▸ Goal
Copy every line of the records below where the word "structure" occurs.

◆ ◆ ◆

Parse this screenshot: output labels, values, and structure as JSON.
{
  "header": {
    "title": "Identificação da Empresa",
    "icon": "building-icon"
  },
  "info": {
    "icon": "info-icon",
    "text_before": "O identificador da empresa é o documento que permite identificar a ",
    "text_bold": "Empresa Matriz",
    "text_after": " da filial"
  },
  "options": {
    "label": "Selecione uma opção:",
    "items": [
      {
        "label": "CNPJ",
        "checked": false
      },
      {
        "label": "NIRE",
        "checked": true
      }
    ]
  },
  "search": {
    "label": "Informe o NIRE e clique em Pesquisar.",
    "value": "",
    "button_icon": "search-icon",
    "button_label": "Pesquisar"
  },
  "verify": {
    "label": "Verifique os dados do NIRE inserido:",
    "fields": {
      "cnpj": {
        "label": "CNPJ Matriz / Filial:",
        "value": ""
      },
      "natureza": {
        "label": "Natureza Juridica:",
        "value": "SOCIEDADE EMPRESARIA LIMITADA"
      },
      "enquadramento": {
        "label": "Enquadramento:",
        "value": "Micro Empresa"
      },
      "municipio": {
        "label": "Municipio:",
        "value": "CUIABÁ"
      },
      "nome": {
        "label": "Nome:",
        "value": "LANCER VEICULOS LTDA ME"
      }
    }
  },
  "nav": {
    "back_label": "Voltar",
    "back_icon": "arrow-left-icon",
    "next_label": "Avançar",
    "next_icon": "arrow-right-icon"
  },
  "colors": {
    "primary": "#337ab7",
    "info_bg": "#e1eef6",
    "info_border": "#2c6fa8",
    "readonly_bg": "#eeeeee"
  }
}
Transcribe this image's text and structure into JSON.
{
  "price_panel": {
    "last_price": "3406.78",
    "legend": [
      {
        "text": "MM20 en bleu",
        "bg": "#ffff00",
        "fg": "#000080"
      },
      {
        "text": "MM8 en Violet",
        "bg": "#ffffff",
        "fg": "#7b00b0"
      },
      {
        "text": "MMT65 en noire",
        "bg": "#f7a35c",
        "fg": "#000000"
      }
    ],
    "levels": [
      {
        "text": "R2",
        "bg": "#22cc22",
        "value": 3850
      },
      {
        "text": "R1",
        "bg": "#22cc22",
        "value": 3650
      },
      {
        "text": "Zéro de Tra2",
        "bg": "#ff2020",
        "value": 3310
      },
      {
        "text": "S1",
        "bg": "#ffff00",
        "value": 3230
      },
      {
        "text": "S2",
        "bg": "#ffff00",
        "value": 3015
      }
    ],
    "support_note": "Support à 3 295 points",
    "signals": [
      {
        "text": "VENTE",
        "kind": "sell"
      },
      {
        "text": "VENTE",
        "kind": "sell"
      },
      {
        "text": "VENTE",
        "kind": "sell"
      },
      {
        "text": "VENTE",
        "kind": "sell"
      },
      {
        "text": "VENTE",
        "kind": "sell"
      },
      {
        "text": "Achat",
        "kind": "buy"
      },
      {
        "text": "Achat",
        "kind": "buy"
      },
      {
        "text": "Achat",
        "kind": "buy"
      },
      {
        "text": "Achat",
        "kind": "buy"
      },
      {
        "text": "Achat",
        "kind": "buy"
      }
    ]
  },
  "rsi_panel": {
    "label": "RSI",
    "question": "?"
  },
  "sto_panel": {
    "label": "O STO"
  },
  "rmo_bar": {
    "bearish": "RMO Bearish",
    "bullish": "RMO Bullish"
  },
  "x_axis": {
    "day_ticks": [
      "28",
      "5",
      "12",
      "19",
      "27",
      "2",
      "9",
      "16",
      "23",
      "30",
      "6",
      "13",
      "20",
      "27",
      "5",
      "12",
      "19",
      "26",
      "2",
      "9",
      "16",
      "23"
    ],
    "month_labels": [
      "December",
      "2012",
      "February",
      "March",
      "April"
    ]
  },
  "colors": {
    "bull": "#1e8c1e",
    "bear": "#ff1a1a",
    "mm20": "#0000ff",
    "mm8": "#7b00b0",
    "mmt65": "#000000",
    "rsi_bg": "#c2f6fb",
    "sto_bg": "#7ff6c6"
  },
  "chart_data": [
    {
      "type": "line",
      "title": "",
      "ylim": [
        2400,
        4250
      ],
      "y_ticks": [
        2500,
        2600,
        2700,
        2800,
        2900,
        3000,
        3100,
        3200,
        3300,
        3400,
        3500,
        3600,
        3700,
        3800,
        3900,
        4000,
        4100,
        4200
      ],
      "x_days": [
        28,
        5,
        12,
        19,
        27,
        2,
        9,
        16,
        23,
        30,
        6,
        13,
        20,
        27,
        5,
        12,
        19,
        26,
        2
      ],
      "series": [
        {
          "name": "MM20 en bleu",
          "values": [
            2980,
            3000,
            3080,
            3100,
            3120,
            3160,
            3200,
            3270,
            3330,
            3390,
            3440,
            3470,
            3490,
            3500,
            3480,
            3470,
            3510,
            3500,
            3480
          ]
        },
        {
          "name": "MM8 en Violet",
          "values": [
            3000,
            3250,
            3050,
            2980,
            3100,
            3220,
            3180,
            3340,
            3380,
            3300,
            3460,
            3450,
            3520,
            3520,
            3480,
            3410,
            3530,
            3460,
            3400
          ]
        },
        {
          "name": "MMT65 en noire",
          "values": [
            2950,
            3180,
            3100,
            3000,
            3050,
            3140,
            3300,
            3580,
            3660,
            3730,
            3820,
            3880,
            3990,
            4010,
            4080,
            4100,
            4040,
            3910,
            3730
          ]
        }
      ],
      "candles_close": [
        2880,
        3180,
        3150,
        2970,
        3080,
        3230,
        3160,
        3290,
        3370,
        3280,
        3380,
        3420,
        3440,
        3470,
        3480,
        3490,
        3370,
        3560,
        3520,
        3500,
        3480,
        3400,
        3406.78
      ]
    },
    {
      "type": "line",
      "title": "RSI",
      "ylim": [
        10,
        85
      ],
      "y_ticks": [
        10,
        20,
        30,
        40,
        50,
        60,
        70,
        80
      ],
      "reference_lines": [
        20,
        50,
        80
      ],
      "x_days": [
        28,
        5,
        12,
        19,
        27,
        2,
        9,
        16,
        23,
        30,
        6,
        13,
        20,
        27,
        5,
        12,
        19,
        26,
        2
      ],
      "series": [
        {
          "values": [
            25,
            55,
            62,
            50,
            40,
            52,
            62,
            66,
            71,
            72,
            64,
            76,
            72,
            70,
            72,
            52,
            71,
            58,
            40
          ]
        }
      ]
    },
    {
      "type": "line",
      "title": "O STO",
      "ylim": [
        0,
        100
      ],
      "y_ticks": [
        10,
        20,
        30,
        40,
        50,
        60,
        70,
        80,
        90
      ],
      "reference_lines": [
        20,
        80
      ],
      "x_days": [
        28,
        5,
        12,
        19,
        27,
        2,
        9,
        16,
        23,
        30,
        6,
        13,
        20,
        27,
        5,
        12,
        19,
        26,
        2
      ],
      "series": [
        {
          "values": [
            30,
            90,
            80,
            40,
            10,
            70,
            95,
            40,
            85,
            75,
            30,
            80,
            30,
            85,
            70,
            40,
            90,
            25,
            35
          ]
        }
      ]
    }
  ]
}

◆ ◆ ◆

▸ Complete answer
Parse this screenshot: output labels, values, and structure as JSON.
Transcribe this image's text and structure into JSON.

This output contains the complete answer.